### Short exercise
Every line of the listing must be reproduced as it stands. Leave the images behind.

### Entries provided
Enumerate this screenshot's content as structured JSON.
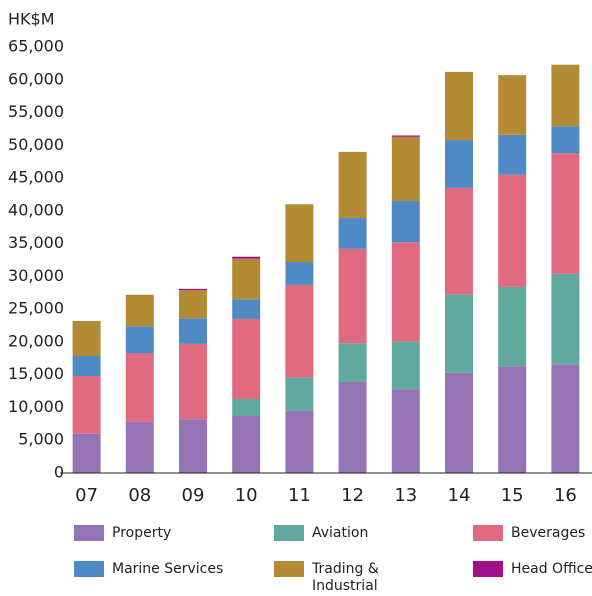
{
  "chart_data": {
    "type": "stacked_bar",
    "y_label": "HK$M",
    "categories": [
      "07",
      "08",
      "09",
      "10",
      "11",
      "12",
      "13",
      "14",
      "15",
      "16"
    ],
    "series": [
      {
        "name": "Property",
        "color": "#9474b4",
        "values": [
          6000,
          7800,
          8200,
          8700,
          9500,
          13900,
          12800,
          15300,
          16300,
          16600
        ]
      },
      {
        "name": "Aviation",
        "color": "#5fa99e",
        "values": [
          0,
          0,
          0,
          2600,
          5100,
          5900,
          7300,
          11900,
          12100,
          13800
        ]
      },
      {
        "name": "Beverages",
        "color": "#e06b80",
        "values": [
          8800,
          10500,
          11500,
          12200,
          14100,
          14400,
          15100,
          16300,
          17100,
          18400
        ]
      },
      {
        "name": "Marine Services",
        "color": "#4f8ac4",
        "values": [
          3050,
          4100,
          3900,
          3000,
          3500,
          4700,
          6300,
          7300,
          6100,
          4100
        ]
      },
      {
        "name": "Trading & Industrial",
        "color": "#b38b34",
        "values": [
          5350,
          4800,
          4300,
          6200,
          8800,
          10100,
          9800,
          10400,
          9100,
          9400
        ]
      },
      {
        "name": "Head Office",
        "color": "#a0108a",
        "values": [
          0,
          0,
          200,
          300,
          0,
          0,
          200,
          0,
          0,
          0
        ]
      }
    ],
    "ylim": [
      0,
      65000
    ],
    "yticks": [
      0,
      {
        "value": 5000,
        "label": "5,000"
      },
      {
        "value": 10000,
        "label": "10,000"
      },
      {
        "value": 15000,
        "label": "15,000"
      },
      {
        "value": 20000,
        "label": "20,000"
      },
      {
        "value": 25000,
        "label": "25,000"
      },
      {
        "value": 30000,
        "label": "30,000"
      },
      {
        "value": 35000,
        "label": "35,000"
      },
      {
        "value": 40000,
        "label": "40,000"
      },
      {
        "value": 45000,
        "label": "45,000"
      },
      {
        "value": 50000,
        "label": "50,000"
      },
      {
        "value": 55000,
        "label": "55,000"
      },
      {
        "value": 60000,
        "label": "60,000"
      },
      {
        "value": 65000,
        "label": "65,000"
      }
    ],
    "grid": false
  }
}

### Response to this exercise
Enumerate this screenshot's content as structured JSON.
{
  "chart_data": {
    "type": "stacked_bar",
    "y_label": "HK$M",
    "categories": [
      "07",
      "08",
      "09",
      "10",
      "11",
      "12",
      "13",
      "14",
      "15",
      "16"
    ],
    "series": [
      {
        "name": "Property",
        "color": "#9474b4",
        "values": [
          6000,
          7800,
          8200,
          8700,
          9500,
          13900,
          12800,
          15300,
          16300,
          16600
        ]
      },
      {
        "name": "Aviation",
        "color": "#5fa99e",
        "values": [
          0,
          0,
          0,
          2600,
          5100,
          5900,
          7300,
          11900,
          12100,
          13800
        ]
      },
      {
        "name": "Beverages",
        "color": "#e06b80",
        "values": [
          8800,
          10500,
          11500,
          12200,
          14100,
          14400,
          15100,
          16300,
          17100,
          18400
        ]
      },
      {
        "name": "Marine Services",
        "color": "#4f8ac4",
        "values": [
          3050,
          4100,
          3900,
          3000,
          3500,
          4700,
          6300,
          7300,
          6100,
          4100
        ]
      },
      {
        "name": "Trading & Industrial",
        "color": "#b38b34",
        "values": [
          5350,
          4800,
          4300,
          6200,
          8800,
          10100,
          9800,
          10400,
          9100,
          9400
        ]
      },
      {
        "name": "Head Office",
        "color": "#a0108a",
        "values": [
          0,
          0,
          200,
          300,
          0,
          0,
          200,
          0,
          0,
          0
        ]
      }
    ],
    "ylim": [
      0,
      65000
    ],
    "yticks": [
      0,
      {
        "value": 5000,
        "label": "5,000"
      },
      {
        "value": 10000,
        "label": "10,000"
      },
      {
        "value": 15000,
        "label": "15,000"
      },
      {
        "value": 20000,
        "label": "20,000"
      },
      {
        "value": 25000,
        "label": "25,000"
      },
      {
        "value": 30000,
        "label": "30,000"
      },
      {
        "value": 35000,
        "label": "35,000"
      },
      {
        "value": 40000,
        "label": "40,000"
      },
      {
        "value": 45000,
        "label": "45,000"
      },
      {
        "value": 50000,
        "label": "50,000"
      },
      {
        "value": 55000,
        "label": "55,000"
      },
      {
        "value": 60000,
        "label": "60,000"
      },
      {
        "value": 65000,
        "label": "65,000"
      }
    ],
    "grid": false
  }
}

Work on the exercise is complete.